-- START --
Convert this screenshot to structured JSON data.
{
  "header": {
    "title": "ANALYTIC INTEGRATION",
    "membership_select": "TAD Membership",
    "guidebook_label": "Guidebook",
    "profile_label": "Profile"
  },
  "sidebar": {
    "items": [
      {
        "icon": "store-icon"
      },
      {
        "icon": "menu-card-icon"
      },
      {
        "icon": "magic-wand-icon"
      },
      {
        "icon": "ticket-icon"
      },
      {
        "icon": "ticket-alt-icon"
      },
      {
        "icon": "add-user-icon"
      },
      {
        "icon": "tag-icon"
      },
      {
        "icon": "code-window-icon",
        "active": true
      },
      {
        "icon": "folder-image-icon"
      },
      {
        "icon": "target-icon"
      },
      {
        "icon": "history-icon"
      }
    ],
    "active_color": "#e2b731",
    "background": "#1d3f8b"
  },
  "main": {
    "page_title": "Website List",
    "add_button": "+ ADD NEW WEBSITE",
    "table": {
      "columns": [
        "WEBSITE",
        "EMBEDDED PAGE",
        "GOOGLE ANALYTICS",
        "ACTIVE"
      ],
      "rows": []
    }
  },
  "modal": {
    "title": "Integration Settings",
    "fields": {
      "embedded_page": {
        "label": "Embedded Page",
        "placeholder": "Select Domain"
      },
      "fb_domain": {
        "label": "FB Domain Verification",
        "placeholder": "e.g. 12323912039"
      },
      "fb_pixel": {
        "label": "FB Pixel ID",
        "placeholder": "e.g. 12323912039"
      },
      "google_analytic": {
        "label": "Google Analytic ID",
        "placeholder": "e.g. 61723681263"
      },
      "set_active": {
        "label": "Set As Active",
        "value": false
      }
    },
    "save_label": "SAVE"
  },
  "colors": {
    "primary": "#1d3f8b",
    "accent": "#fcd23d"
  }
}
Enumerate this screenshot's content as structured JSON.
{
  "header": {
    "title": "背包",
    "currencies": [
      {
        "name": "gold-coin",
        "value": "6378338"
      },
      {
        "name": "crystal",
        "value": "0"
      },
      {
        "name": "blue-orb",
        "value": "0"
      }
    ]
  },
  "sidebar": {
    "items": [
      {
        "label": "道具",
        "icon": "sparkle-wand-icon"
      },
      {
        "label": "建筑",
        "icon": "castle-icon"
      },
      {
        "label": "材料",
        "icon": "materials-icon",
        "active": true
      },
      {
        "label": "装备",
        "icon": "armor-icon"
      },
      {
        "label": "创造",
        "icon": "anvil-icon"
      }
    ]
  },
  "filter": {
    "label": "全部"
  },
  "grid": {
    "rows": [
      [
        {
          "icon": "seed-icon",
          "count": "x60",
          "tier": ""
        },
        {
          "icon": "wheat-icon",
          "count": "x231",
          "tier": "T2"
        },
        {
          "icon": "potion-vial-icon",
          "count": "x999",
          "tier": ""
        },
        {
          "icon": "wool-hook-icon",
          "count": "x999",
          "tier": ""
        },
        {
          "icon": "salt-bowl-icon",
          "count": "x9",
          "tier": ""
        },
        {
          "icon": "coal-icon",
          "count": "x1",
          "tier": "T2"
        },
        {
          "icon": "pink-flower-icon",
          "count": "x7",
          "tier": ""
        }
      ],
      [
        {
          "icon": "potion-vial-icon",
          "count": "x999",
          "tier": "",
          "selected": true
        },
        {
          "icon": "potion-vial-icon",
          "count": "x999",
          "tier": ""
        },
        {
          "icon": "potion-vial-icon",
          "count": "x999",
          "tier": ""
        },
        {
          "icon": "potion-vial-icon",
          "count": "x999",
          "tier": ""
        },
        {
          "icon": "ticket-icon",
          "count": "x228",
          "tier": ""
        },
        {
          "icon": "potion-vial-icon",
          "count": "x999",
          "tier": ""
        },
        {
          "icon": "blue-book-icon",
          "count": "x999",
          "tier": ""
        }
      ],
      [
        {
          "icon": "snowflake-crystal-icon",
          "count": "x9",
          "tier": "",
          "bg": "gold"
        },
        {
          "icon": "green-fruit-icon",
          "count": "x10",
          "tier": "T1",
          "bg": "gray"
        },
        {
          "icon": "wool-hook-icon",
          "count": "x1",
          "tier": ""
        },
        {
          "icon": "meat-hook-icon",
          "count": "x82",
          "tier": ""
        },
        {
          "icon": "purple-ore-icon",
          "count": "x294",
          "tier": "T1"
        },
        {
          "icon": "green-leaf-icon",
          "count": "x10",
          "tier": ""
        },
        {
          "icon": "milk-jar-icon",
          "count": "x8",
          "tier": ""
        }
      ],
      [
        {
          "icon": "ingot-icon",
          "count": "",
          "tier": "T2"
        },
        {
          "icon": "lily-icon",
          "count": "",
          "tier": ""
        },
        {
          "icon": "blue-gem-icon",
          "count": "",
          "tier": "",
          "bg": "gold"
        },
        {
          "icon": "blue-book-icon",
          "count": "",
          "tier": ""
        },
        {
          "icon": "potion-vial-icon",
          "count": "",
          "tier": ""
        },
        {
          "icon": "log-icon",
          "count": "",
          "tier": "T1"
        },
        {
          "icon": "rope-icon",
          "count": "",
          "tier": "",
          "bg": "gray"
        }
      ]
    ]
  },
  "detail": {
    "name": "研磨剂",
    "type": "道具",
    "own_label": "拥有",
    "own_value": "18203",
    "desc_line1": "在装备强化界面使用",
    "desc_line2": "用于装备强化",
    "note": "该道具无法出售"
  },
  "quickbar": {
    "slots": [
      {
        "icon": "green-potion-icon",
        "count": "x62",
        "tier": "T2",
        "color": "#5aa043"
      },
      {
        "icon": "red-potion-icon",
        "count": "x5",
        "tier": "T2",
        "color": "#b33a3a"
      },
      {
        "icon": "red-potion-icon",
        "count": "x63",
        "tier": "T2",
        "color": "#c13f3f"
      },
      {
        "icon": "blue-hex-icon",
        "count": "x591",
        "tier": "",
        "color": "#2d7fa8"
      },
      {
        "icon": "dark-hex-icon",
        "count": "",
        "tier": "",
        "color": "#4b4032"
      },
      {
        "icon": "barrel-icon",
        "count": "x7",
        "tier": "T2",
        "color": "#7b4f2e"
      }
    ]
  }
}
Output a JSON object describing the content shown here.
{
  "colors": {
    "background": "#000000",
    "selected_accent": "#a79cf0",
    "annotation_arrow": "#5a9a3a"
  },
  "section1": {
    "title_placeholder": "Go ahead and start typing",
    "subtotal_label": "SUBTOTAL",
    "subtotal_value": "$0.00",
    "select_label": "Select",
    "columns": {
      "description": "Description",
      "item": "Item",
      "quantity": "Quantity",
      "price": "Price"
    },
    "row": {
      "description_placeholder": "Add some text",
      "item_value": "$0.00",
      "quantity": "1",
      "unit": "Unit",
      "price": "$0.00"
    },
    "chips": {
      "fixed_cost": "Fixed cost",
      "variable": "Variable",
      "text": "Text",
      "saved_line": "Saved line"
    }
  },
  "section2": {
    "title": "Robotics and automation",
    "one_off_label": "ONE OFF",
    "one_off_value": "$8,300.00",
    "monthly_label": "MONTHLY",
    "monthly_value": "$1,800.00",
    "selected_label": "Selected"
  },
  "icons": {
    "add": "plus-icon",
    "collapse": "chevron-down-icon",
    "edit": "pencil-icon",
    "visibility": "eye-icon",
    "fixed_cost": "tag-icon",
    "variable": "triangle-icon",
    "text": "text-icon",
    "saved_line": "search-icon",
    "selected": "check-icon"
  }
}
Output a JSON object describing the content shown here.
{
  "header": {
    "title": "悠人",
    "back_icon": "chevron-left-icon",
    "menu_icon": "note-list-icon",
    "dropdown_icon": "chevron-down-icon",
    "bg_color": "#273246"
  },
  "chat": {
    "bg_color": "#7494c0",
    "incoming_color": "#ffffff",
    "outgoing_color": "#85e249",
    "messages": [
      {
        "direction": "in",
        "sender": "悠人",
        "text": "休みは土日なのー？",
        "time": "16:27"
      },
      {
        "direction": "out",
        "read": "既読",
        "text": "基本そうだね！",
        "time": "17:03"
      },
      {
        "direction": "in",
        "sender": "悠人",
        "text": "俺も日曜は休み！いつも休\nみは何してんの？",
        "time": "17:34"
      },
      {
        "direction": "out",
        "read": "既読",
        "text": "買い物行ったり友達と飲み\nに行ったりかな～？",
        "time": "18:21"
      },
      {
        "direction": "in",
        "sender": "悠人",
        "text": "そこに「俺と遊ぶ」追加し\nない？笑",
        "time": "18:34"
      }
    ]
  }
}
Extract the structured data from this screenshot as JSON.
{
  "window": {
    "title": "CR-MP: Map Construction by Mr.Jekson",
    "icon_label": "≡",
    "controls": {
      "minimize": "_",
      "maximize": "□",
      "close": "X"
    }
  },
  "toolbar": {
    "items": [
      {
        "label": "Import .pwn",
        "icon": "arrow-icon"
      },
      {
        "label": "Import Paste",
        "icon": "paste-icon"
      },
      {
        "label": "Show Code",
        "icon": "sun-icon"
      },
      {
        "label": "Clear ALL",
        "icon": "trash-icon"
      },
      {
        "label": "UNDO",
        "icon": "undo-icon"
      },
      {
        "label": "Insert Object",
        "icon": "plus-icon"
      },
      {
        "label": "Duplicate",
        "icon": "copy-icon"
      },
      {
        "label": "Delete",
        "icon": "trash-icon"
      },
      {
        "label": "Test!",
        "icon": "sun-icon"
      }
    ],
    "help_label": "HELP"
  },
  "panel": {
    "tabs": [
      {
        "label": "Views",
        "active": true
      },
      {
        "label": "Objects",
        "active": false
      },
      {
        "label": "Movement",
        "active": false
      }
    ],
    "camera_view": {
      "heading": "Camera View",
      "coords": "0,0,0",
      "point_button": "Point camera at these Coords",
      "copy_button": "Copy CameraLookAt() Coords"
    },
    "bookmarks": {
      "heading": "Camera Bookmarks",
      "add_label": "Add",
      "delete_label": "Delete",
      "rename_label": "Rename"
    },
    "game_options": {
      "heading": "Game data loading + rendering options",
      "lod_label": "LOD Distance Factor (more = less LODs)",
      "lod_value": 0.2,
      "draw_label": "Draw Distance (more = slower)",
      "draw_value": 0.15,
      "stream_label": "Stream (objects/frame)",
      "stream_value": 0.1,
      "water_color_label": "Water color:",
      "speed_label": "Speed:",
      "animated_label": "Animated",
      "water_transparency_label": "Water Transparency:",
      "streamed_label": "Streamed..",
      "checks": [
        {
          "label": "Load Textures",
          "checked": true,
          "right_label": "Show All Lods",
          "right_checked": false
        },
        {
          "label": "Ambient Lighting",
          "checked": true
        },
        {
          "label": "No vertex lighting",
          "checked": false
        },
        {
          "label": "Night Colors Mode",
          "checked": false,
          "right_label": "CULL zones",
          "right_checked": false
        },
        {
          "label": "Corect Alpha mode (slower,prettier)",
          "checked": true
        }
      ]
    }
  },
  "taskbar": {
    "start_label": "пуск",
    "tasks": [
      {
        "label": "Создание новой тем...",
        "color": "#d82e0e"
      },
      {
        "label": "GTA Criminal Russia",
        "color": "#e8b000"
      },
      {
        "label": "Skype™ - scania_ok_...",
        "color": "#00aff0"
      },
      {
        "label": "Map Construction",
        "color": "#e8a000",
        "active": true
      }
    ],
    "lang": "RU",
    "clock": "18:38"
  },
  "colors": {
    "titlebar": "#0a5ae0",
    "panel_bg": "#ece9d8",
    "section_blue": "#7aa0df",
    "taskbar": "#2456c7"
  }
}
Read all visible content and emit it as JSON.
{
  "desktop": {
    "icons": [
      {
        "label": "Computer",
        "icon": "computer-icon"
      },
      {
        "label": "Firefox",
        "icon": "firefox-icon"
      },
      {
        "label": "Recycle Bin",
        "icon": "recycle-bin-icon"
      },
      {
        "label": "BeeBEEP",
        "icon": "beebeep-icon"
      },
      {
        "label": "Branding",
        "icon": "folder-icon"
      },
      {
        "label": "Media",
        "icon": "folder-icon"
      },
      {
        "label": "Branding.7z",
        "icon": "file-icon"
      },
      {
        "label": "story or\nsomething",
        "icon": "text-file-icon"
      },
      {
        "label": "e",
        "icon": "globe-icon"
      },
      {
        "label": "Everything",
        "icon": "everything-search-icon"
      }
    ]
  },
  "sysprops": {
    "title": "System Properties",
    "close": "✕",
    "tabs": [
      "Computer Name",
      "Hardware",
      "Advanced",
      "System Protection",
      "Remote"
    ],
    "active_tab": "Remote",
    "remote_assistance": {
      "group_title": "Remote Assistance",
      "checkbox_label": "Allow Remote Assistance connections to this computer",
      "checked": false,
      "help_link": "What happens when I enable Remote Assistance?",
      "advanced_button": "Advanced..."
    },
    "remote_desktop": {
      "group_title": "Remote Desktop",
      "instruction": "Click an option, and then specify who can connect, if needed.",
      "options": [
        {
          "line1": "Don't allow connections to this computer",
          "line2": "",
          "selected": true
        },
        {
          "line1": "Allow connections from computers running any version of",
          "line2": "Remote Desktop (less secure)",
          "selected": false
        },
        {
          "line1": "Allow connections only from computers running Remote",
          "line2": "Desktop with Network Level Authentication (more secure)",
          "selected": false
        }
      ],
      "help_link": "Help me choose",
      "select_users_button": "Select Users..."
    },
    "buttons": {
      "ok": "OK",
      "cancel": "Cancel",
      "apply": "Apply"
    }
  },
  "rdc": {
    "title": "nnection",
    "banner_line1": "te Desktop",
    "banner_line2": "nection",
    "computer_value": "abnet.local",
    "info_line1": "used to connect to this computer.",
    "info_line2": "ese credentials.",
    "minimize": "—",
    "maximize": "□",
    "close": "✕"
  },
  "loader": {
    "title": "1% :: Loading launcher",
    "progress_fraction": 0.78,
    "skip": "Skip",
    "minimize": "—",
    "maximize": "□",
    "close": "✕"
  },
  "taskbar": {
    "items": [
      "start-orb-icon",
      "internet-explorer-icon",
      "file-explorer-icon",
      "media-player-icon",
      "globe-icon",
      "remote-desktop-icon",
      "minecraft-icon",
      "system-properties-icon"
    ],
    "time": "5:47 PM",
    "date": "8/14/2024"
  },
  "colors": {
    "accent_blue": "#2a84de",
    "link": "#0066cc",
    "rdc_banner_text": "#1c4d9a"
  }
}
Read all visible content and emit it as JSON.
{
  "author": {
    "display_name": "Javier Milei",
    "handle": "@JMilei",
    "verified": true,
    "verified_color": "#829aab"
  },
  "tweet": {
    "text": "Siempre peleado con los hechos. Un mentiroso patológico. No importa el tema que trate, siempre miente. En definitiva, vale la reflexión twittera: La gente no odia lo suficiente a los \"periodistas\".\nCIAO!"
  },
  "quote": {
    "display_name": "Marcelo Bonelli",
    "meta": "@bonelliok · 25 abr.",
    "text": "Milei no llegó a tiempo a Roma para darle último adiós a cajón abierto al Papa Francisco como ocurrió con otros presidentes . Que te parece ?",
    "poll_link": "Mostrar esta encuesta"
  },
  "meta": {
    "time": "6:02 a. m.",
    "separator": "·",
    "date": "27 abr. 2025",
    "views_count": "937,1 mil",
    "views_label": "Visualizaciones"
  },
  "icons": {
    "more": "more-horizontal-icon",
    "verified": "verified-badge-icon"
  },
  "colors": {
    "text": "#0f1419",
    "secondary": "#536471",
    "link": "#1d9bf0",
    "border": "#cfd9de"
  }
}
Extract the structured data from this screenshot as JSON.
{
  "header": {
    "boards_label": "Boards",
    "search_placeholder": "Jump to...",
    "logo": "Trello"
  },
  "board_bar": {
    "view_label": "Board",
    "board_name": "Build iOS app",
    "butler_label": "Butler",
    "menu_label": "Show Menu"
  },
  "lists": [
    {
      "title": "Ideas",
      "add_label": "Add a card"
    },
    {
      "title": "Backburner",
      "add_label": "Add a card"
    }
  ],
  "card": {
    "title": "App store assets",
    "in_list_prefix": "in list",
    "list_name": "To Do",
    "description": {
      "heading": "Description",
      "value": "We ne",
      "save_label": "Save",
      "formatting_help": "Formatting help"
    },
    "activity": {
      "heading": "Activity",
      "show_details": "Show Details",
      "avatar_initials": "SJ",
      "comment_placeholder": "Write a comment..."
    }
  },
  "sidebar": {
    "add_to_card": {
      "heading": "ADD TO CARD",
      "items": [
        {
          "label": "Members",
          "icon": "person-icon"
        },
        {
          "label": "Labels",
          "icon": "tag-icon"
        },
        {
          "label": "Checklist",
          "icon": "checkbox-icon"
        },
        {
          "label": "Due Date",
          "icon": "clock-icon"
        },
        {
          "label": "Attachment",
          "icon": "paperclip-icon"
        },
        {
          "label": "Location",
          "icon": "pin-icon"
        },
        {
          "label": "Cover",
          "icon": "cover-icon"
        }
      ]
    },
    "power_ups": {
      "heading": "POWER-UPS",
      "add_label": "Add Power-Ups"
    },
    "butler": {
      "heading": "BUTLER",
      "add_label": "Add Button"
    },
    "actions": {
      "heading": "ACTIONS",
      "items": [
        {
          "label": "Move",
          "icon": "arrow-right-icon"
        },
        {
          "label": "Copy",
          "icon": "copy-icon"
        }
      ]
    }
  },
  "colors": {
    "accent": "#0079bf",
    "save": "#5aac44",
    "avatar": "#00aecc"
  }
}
-- END --
**GIVEN INSTRUCTION**
Select and copy each line from the data that includes the word "background".

**THE RESPONSE**
    "background": "#1d3f8b"
    "background": "#000000",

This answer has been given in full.